What you need to do:
What follows is a set of entries. Give them again exactly, without the pictures.

Saved entries:
** Begin **
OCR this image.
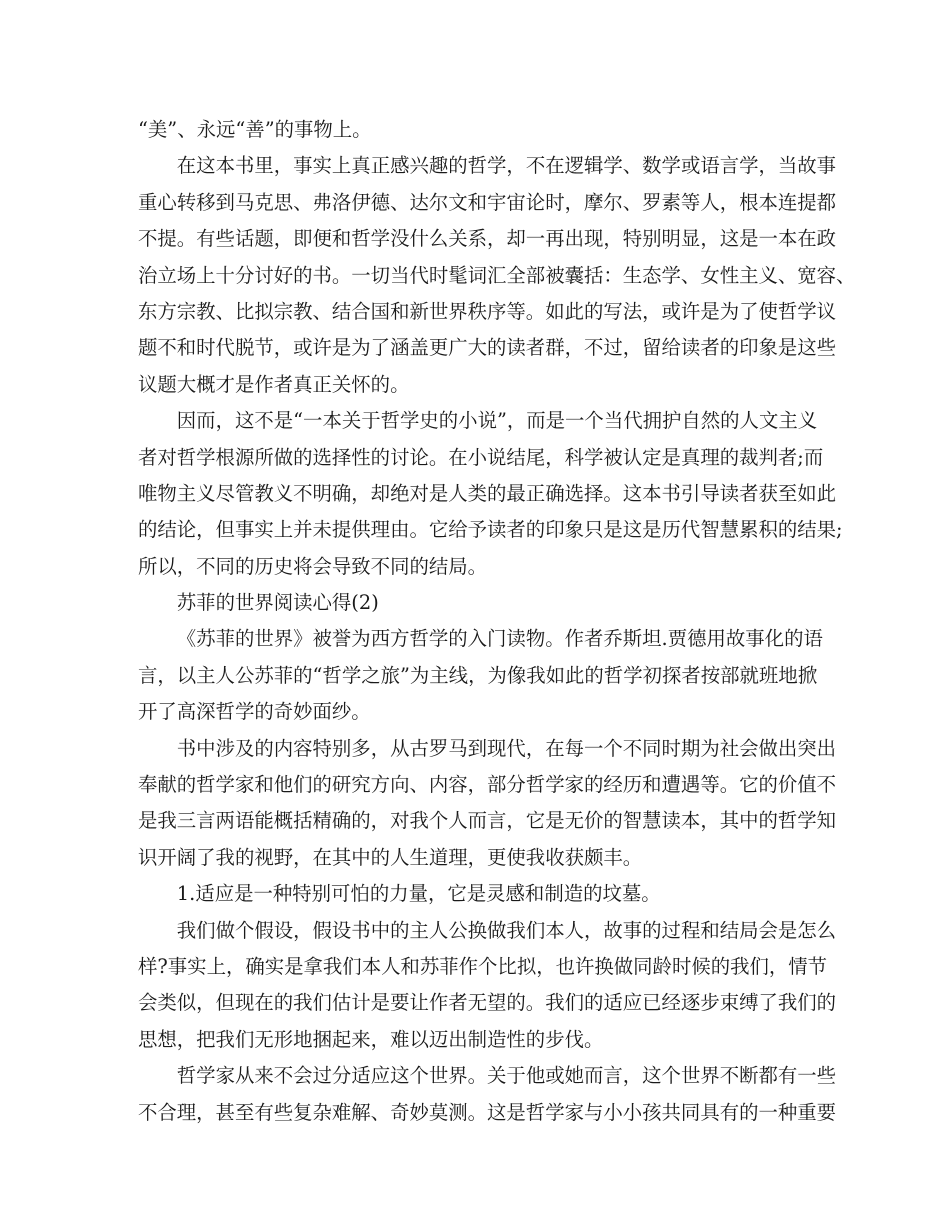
“美”、永远“善”的事物上。

在这本书里，事实上真正感兴趣的哲学，不在逻辑学、数学或语言学，当故事
重心转移到马克思、弗洛伊德、达尔文和宇宙论时，摩尔、罗素等人，根本连提都
不提。有些话题，即便和哲学没什么关系，却一再出现，特别明显，这是一本在政
治立场上十分讨好的书。一切当代时髦词汇全部被囊括：生态学、女性主义、宽容、
东方宗教、比拟宗教、结合国和新世界秩序等。如此的写法，或许是为了使哲学议
题不和时代脱节，或许是为了涵盖更广大的读者群，不过，留给读者的印象是这些
议题大概才是作者真正关怀的。

因而，这不是“一本关于哲学史的小说”，而是一个当代拥护自然的人文主义
者对哲学根源所做的选择性的讨论。在小说结尾，科学被认定是真理的裁判者;而
唯物主义尽管教义不明确，却绝对是人类的最正确选择。这本书引导读者获至如此
的结论，但事实上并未提供理由。它给予读者的印象只是这是历代智慧累积的结果;
所以，不同的历史将会导致不同的结局。

苏菲的世界阅读心得(2)

《苏菲的世界》被誉为西方哲学的入门读物。作者乔斯坦.贾德用故事化的语
言，以主人公苏菲的“哲学之旅”为主线，为像我如此的哲学初探者按部就班地掀
开了高深哲学的奇妙面纱。

书中涉及的内容特别多，从古罗马到现代，在每一个不同时期为社会做出突出
奉献的哲学家和他们的研究方向、内容，部分哲学家的经历和遭遇等。它的价值不
是我三言两语能概括精确的，对我个人而言，它是无价的智慧读本，其中的哲学知
识开阔了我的视野，在其中的人生道理，更使我收获颇丰。

1.适应是一种特别可怕的力量，它是灵感和制造的坟墓。

我们做个假设，假设书中的主人公换做我们本人，故事的过程和结局会是怎么
样?事实上，确实是拿我们本人和苏菲作个比拟，也许换做同龄时候的我们，情节
会类似，但现在的我们估计是要让作者无望的。我们的适应已经逐步束缚了我们的
思想，把我们无形地捆起来，难以迈出制造性的步伐。

哲学家从来不会过分适应这个世界。关于他或她而言，这个世界不断都有一些
不合理，甚至有些复杂难解、奇妙莫测。这是哲学家与小小孩共同具有的一种重要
** End **
Exercise answer:
OCR this image.
“美”、永远“善”的事物上。

在这本书里，事实上真正感兴趣的哲学，不在逻辑学、数学或语言学，当故事
重心转移到马克思、弗洛伊德、达尔文和宇宙论时，摩尔、罗素等人，根本连提都
不提。有些话题，即便和哲学没什么关系，却一再出现，特别明显，这是一本在政
治立场上十分讨好的书。一切当代时髦词汇全部被囊括：生态学、女性主义、宽容、
东方宗教、比拟宗教、结合国和新世界秩序等。如此的写法，或许是为了使哲学议
题不和时代脱节，或许是为了涵盖更广大的读者群，不过，留给读者的印象是这些
议题大概才是作者真正关怀的。

因而，这不是“一本关于哲学史的小说”，而是一个当代拥护自然的人文主义
者对哲学根源所做的选择性的讨论。在小说结尾，科学被认定是真理的裁判者;而
唯物主义尽管教义不明确，却绝对是人类的最正确选择。这本书引导读者获至如此
的结论，但事实上并未提供理由。它给予读者的印象只是这是历代智慧累积的结果;
所以，不同的历史将会导致不同的结局。

苏菲的世界阅读心得(2)

《苏菲的世界》被誉为西方哲学的入门读物。作者乔斯坦.贾德用故事化的语
言，以主人公苏菲的“哲学之旅”为主线，为像我如此的哲学初探者按部就班地掀
开了高深哲学的奇妙面纱。

书中涉及的内容特别多，从古罗马到现代，在每一个不同时期为社会做出突出
奉献的哲学家和他们的研究方向、内容，部分哲学家的经历和遭遇等。它的价值不
是我三言两语能概括精确的，对我个人而言，它是无价的智慧读本，其中的哲学知
识开阔了我的视野，在其中的人生道理，更使我收获颇丰。

1.适应是一种特别可怕的力量，它是灵感和制造的坟墓。

我们做个假设，假设书中的主人公换做我们本人，故事的过程和结局会是怎么
样?事实上，确实是拿我们本人和苏菲作个比拟，也许换做同龄时候的我们，情节
会类似，但现在的我们估计是要让作者无望的。我们的适应已经逐步束缚了我们的
思想，把我们无形地捆起来，难以迈出制造性的步伐。

哲学家从来不会过分适应这个世界。关于他或她而言，这个世界不断都有一些
不合理，甚至有些复杂难解、奇妙莫测。这是哲学家与小小孩共同具有的一种重要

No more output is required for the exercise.